-- What the task asks --
Below are some entries. Output each one exactly as it appears.

-- Listed records --
******************************

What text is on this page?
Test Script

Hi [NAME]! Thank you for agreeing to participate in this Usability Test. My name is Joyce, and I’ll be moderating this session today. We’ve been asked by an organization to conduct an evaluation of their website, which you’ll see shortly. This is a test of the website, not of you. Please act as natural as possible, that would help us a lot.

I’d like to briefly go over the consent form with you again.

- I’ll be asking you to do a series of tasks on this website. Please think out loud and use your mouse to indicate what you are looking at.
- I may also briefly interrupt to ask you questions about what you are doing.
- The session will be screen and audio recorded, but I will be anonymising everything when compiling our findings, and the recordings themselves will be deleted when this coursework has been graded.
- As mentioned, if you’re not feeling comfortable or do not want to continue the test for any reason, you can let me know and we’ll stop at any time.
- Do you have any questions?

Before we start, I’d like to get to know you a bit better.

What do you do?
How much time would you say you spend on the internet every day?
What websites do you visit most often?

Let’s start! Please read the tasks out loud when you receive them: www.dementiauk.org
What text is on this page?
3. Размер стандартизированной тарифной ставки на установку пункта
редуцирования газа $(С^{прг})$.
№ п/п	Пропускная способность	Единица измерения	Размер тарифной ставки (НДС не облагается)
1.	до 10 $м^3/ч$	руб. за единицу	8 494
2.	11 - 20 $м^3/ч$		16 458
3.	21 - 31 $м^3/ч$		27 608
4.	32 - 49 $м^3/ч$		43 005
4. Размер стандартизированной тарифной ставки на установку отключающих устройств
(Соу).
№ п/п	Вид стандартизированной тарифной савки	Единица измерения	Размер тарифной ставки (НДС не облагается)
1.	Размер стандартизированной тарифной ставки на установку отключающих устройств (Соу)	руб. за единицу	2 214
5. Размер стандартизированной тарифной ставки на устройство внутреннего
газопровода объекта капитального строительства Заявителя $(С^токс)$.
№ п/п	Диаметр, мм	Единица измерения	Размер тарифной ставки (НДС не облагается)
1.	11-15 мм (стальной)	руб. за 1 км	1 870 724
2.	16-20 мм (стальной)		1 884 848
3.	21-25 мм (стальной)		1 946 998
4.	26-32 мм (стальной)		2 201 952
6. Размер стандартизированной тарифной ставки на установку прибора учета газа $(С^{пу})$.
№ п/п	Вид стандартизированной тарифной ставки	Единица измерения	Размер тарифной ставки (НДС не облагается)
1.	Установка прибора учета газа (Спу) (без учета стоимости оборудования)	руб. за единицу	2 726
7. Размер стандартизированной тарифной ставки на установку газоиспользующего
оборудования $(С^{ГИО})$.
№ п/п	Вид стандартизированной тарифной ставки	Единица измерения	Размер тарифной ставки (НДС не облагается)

******************************

-- Response --
What text is on this page?
Test Script

Hi [NAME]! Thank you for agreeing to participate in this Usability Test. My name is Joyce, and I’ll be moderating this session today. We’ve been asked by an organization to conduct an evaluation of their website, which you’ll see shortly. This is a test of the website, not of you. Please act as natural as possible, that would help us a lot.

I’d like to briefly go over the consent form with you again.

- I’ll be asking you to do a series of tasks on this website. Please think out loud and use your mouse to indicate what you are looking at.
- I may also briefly interrupt to ask you questions about what you are doing.
- The session will be screen and audio recorded, but I will be anonymising everything when compiling our findings, and the recordings themselves will be deleted when this coursework has been graded.
- As mentioned, if you’re not feeling comfortable or do not want to continue the test for any reason, you can let me know and we’ll stop at any time.
- Do you have any questions?

Before we start, I’d like to get to know you a bit better.

What do you do?
How much time would you say you spend on the internet every day?
What websites do you visit most often?

Let’s start! Please read the tasks out loud when you receive them: www.dementiauk.org
What text is on this page?
3. Размер стандартизированной тарифной ставки на установку пункта
редуцирования газа $(С^{прг})$.
№ п/п	Пропускная способность	Единица измерения	Размер тарифной ставки (НДС не облагается)
1.	до 10 $м^3/ч$	руб. за единицу	8 494
2.	11 - 20 $м^3/ч$		16 458
3.	21 - 31 $м^3/ч$		27 608
4.	32 - 49 $м^3/ч$		43 005
4. Размер стандартизированной тарифной ставки на установку отключающих устройств
(Соу).
№ п/п	Вид стандартизированной тарифной савки	Единица измерения	Размер тарифной ставки (НДС не облагается)
1.	Размер стандартизированной тарифной ставки на установку отключающих устройств (Соу)	руб. за единицу	2 214
5. Размер стандартизированной тарифной ставки на устройство внутреннего
газопровода объекта капитального строительства Заявителя $(С^токс)$.
№ п/п	Диаметр, мм	Единица измерения	Размер тарифной ставки (НДС не облагается)
1.	11-15 мм (стальной)	руб. за 1 км	1 870 724
2.	16-20 мм (стальной)		1 884 848
3.	21-25 мм (стальной)		1 946 998
4.	26-32 мм (стальной)		2 201 952
6. Размер стандартизированной тарифной ставки на установку прибора учета газа $(С^{пу})$.
№ п/п	Вид стандартизированной тарифной ставки	Единица измерения	Размер тарифной ставки (НДС не облагается)
1.	Установка прибора учета газа (Спу) (без учета стоимости оборудования)	руб. за единицу	2 726
7. Размер стандартизированной тарифной ставки на установку газоиспользующего
оборудования $(С^{ГИО})$.
№ п/п	Вид стандартизированной тарифной ставки	Единица измерения	Размер тарифной ставки (НДС не облагается)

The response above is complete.